Identify all lines below that hold "hotspot" and collect them.
#### Provided information
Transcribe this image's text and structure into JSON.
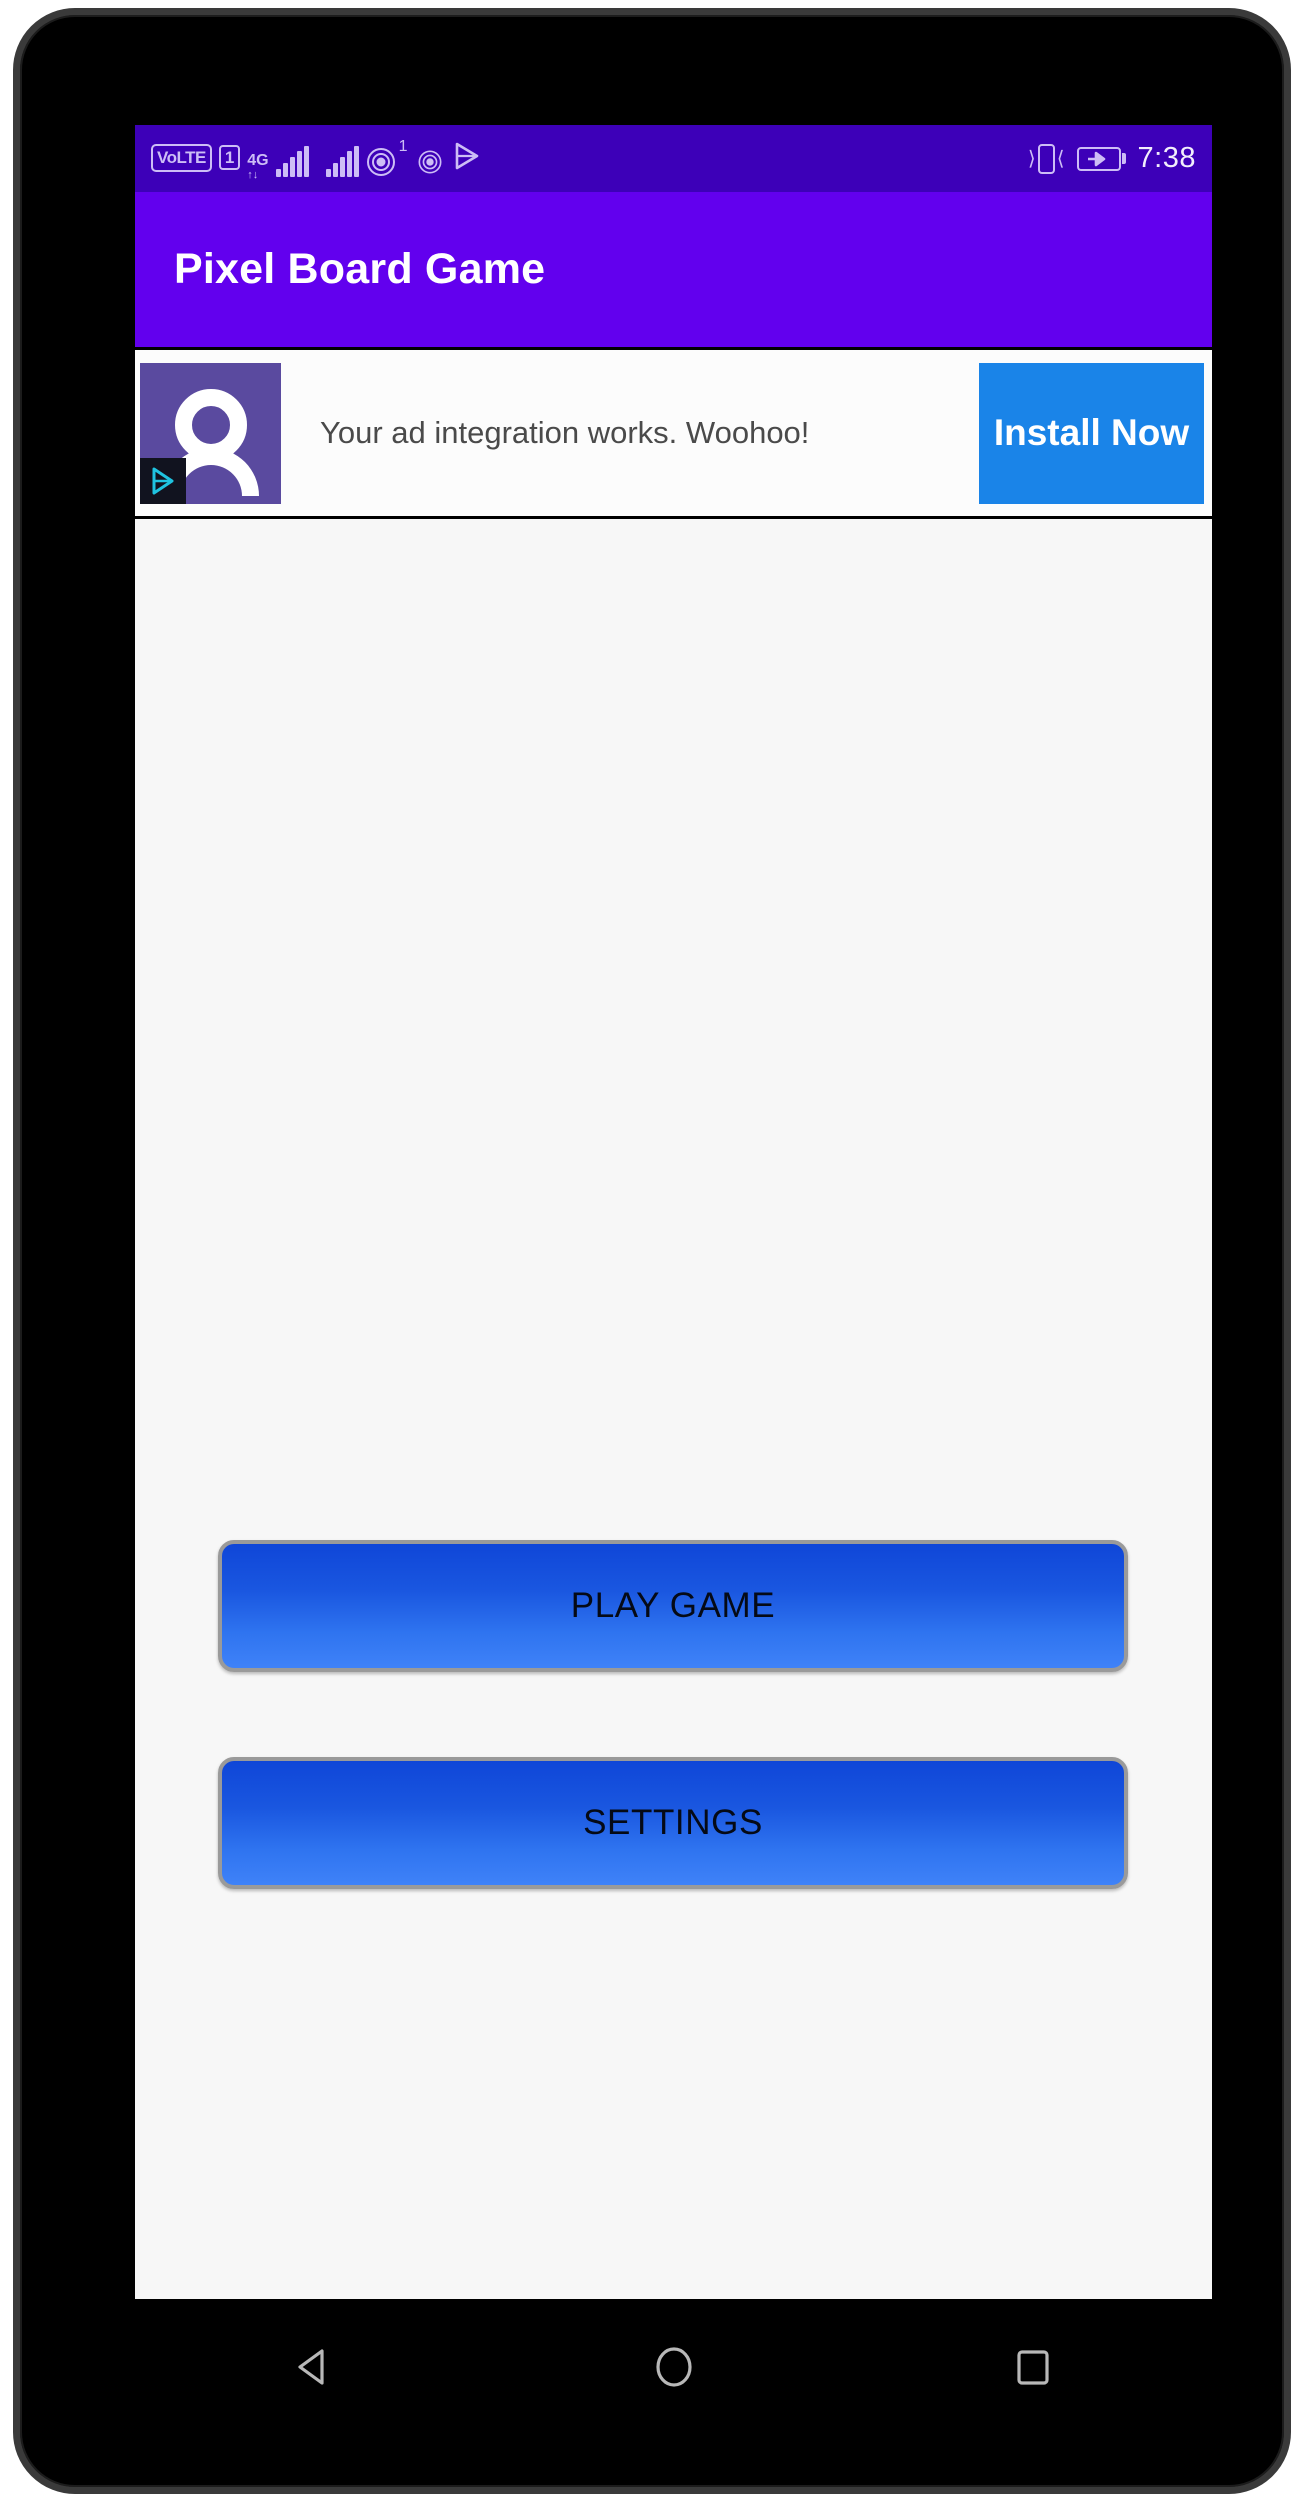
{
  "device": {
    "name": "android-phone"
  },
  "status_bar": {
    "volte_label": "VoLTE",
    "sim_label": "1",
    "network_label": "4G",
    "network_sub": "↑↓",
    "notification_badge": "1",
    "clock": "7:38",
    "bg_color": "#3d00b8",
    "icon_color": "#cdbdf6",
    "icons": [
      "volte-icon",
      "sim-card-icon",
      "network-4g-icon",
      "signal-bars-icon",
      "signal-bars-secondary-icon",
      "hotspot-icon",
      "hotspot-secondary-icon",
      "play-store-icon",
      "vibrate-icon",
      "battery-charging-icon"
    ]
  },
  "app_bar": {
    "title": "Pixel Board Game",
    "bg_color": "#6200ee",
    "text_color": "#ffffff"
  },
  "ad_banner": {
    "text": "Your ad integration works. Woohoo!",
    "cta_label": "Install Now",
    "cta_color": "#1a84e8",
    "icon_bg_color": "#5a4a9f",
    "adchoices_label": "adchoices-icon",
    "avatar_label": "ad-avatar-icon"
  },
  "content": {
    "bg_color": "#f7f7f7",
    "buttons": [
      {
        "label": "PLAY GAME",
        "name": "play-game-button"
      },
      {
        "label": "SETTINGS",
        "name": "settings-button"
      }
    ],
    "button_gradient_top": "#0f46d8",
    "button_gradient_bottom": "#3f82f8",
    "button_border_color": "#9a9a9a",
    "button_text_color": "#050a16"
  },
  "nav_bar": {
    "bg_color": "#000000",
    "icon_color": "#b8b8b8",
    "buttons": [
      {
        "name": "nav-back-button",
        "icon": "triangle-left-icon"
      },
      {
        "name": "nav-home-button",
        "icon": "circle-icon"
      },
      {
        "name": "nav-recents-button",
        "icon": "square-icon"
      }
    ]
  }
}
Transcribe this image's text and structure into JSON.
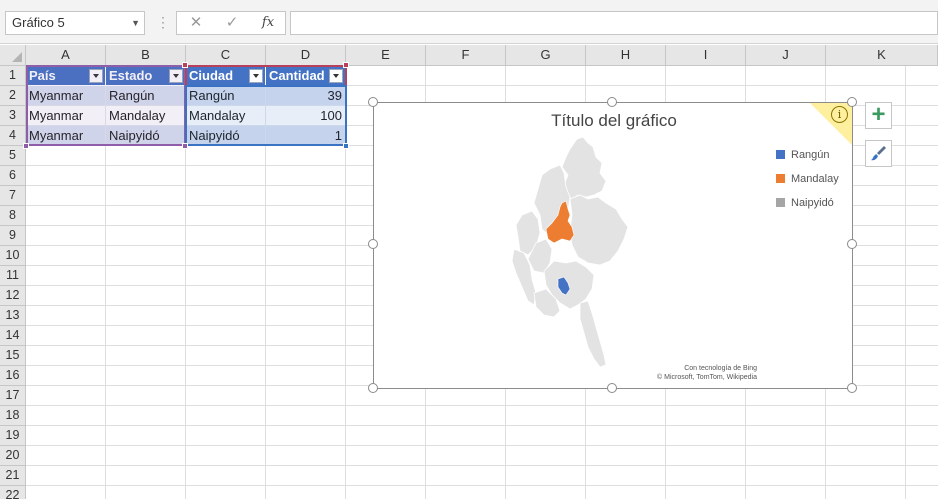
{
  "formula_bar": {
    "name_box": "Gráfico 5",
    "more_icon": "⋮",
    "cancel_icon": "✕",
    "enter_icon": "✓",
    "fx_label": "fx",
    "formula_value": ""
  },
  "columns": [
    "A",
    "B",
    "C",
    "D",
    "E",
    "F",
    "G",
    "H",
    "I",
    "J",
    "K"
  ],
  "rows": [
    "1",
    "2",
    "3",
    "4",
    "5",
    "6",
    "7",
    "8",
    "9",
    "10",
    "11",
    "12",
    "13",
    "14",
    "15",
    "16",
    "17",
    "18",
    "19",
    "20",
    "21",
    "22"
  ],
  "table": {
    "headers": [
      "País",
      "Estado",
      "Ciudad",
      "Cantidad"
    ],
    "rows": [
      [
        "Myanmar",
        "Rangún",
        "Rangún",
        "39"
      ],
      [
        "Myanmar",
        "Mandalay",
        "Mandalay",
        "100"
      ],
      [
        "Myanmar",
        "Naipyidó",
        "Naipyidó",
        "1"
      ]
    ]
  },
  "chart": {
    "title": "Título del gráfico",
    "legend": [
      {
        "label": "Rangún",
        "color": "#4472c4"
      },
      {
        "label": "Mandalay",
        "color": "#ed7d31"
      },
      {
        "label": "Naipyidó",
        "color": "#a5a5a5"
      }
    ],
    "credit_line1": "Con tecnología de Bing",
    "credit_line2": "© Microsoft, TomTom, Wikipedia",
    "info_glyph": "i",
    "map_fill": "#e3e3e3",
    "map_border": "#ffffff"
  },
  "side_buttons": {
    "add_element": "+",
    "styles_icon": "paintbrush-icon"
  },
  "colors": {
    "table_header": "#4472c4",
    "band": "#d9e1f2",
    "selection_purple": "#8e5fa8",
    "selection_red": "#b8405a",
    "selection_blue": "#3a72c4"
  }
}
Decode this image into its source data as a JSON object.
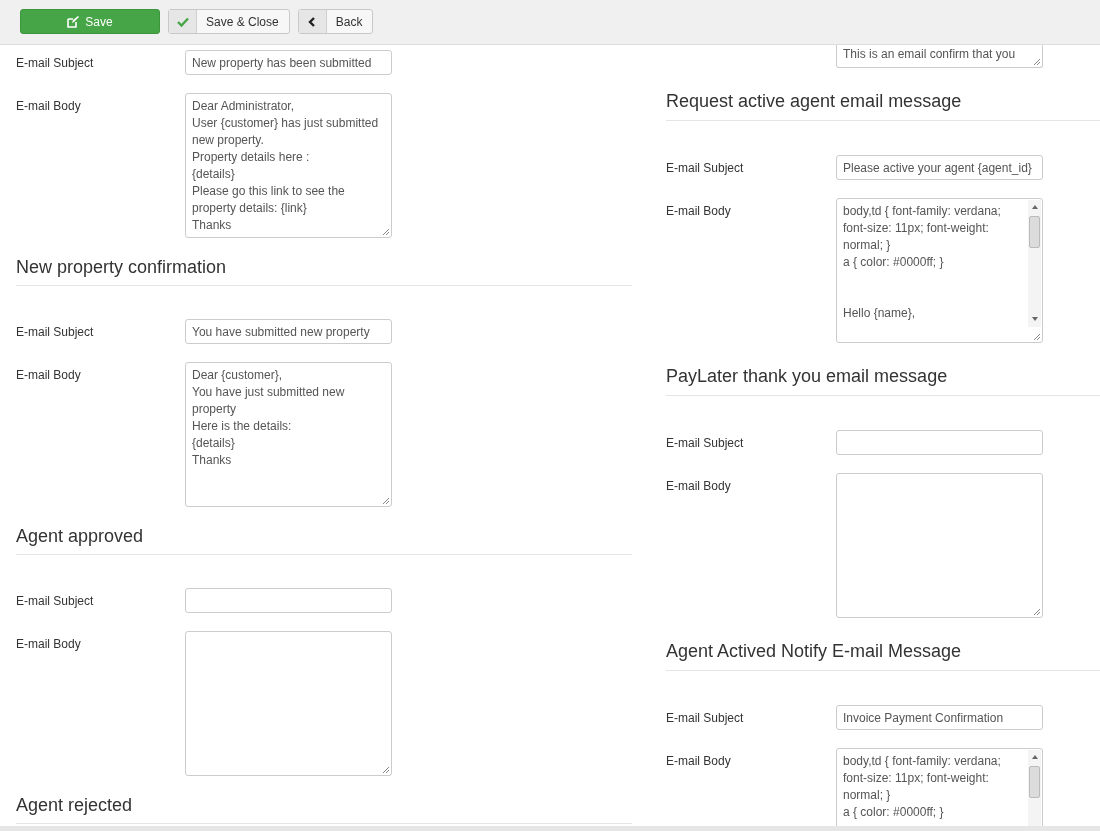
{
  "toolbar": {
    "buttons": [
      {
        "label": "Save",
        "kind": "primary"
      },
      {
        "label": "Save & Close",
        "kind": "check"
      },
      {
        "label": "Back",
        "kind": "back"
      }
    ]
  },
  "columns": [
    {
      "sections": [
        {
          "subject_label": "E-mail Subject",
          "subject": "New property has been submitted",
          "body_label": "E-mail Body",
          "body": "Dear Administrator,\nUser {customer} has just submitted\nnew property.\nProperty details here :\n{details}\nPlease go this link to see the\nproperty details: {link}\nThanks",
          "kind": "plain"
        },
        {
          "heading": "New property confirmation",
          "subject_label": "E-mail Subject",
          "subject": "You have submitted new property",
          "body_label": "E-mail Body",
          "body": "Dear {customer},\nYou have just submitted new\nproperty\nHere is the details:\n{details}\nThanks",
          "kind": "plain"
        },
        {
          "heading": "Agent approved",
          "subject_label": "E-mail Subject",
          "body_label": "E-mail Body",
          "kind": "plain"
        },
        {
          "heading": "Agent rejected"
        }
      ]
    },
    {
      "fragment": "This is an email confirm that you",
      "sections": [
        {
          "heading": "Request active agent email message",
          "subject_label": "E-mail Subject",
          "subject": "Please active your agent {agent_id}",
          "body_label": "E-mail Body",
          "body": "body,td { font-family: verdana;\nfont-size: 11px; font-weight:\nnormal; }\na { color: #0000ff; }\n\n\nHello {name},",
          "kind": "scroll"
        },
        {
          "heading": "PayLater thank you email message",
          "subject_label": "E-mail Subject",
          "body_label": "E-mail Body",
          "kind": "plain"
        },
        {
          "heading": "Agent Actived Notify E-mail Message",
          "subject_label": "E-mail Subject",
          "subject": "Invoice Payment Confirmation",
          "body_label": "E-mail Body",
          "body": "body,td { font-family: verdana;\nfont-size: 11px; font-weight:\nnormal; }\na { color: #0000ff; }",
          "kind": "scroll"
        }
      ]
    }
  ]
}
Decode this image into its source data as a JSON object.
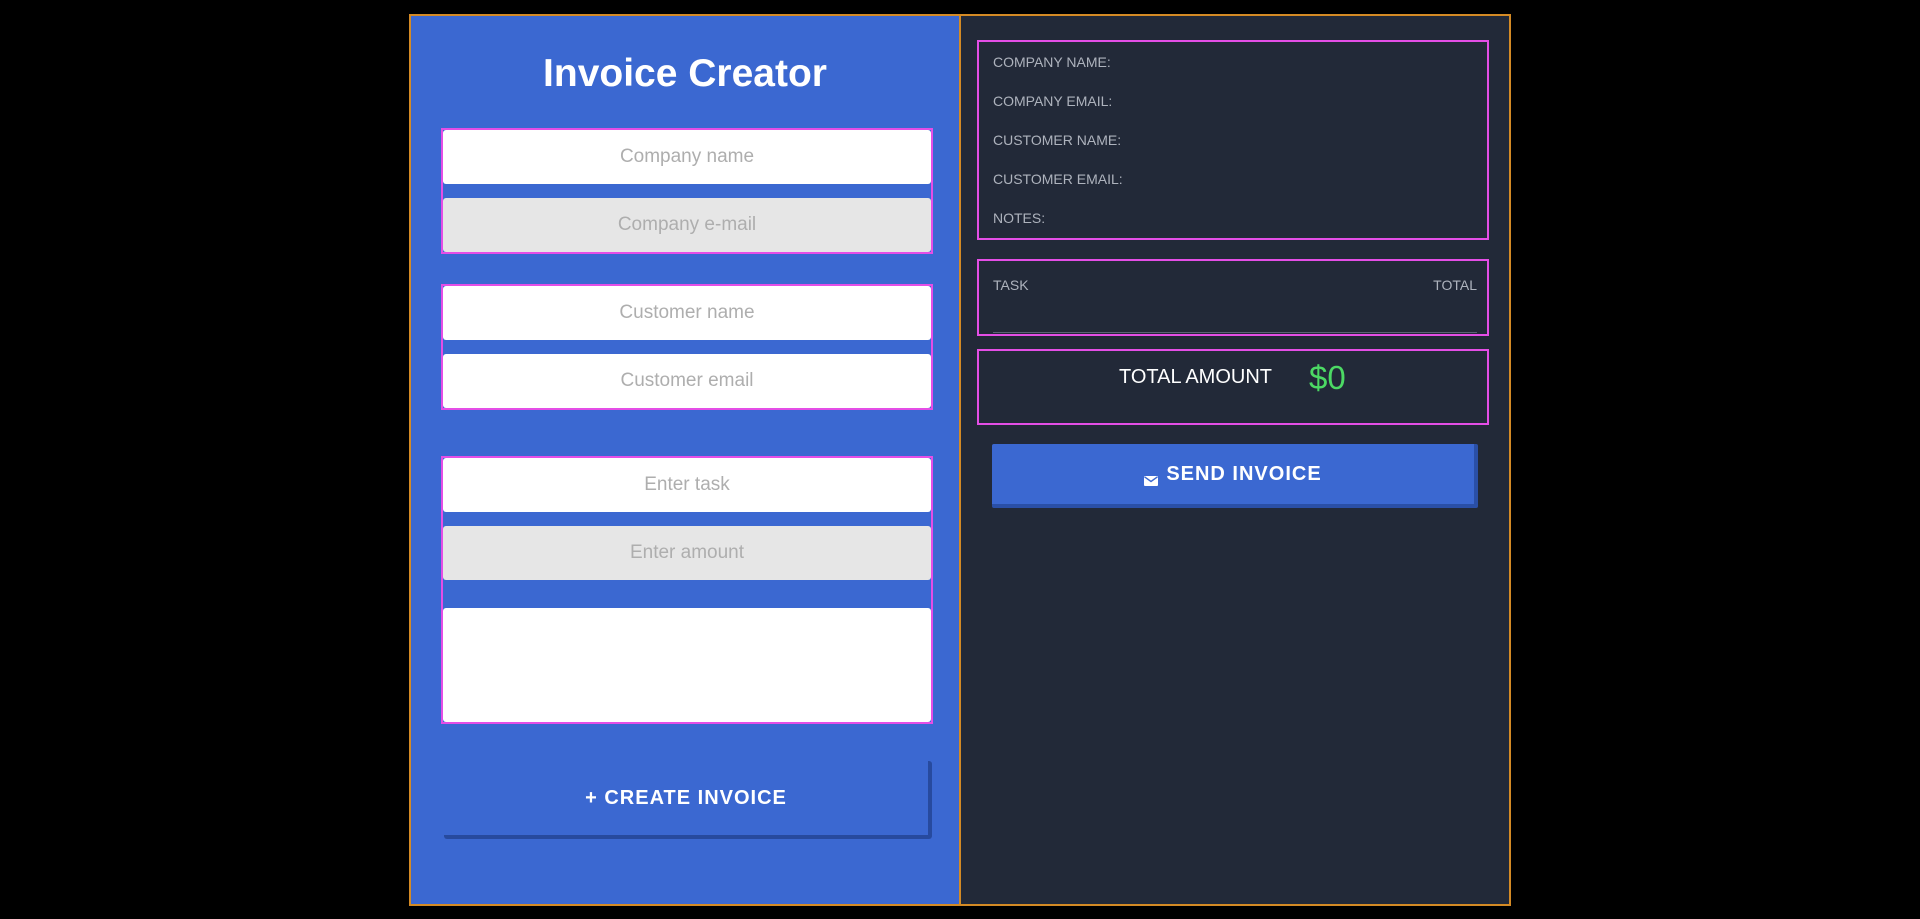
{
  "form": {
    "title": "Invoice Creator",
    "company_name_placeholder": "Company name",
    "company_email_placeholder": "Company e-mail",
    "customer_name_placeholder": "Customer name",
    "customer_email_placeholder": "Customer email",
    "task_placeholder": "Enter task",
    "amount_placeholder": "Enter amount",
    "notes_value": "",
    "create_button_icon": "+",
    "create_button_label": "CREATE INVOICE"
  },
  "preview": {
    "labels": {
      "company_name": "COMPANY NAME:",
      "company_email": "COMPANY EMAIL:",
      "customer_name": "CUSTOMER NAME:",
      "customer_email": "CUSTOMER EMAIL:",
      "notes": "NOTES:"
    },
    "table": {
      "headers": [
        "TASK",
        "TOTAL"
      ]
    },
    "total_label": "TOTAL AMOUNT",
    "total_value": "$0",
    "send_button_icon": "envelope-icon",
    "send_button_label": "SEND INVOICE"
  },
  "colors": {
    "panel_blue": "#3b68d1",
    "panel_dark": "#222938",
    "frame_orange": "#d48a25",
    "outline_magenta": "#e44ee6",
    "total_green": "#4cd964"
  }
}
########
## Answer
      "hotspot-icon",
      "hotspot-secondary-icon",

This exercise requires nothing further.